_Set task_
Wherever a line in the data below holds "color", copy that line.

A run of records:

★ ★ ★

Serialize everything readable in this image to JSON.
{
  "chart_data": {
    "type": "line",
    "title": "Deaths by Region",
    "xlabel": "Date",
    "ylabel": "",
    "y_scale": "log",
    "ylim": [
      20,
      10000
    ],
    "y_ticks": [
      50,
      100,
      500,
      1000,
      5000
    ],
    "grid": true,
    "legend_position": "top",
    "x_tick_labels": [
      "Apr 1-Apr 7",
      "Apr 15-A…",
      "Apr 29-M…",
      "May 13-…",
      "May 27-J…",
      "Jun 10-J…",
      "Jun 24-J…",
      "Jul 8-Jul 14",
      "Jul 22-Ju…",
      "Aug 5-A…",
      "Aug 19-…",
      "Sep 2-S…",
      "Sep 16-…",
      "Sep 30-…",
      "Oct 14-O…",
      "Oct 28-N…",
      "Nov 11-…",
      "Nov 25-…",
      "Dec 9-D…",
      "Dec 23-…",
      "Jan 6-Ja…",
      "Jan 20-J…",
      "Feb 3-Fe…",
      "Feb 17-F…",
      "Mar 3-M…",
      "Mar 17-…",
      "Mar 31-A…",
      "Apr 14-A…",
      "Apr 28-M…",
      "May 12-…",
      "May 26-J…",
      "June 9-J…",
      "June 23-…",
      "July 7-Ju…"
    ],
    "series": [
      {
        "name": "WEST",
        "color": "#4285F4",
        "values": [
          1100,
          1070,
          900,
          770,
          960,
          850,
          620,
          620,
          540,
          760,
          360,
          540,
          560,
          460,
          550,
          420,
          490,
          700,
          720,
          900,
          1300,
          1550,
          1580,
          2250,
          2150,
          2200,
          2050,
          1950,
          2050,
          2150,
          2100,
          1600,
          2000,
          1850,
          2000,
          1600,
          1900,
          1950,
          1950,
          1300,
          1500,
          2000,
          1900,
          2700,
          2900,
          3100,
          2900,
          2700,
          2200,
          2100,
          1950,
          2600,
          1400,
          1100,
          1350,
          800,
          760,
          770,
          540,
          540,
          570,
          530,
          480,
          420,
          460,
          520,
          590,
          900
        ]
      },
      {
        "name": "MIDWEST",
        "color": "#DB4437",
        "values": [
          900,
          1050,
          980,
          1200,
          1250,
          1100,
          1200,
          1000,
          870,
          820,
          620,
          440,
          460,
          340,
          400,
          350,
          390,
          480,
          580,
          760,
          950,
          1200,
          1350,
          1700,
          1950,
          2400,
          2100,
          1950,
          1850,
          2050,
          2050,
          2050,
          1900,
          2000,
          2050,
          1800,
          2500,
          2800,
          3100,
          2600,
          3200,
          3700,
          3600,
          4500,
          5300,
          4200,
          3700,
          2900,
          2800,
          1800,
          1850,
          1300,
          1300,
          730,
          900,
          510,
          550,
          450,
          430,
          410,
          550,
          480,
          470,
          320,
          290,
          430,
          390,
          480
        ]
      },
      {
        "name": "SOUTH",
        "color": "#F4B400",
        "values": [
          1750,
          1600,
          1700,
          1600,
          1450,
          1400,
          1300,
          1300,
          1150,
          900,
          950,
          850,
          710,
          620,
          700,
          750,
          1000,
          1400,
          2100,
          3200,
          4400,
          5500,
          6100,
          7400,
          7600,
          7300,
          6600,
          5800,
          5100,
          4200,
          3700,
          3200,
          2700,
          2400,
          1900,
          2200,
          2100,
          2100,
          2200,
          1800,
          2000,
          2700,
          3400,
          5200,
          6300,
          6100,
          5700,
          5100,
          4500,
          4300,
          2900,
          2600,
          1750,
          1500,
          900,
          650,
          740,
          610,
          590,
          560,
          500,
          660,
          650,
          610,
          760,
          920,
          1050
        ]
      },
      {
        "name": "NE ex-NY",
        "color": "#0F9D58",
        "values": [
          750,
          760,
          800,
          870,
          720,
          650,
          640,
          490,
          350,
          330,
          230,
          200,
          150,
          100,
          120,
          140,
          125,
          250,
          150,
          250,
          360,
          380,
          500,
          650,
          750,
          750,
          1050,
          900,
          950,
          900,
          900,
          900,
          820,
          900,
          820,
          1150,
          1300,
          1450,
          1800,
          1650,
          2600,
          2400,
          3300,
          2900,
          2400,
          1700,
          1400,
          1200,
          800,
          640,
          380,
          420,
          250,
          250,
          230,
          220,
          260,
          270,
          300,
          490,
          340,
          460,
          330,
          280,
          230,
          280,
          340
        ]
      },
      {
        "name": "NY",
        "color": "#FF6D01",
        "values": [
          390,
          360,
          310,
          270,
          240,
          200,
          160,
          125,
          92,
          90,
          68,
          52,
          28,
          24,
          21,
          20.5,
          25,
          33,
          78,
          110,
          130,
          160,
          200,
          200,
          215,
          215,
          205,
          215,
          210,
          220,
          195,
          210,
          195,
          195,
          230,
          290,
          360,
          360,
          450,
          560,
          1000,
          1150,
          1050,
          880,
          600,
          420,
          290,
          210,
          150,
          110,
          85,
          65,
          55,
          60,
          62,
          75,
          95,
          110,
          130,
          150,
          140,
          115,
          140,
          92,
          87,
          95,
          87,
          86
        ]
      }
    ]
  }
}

★ ★ ★

_Full response_
        "color": "#4285F4",
        "color": "#DB4437",
        "color": "#F4B400",
        "color": "#0F9D58",
        "color": "#FF6D01",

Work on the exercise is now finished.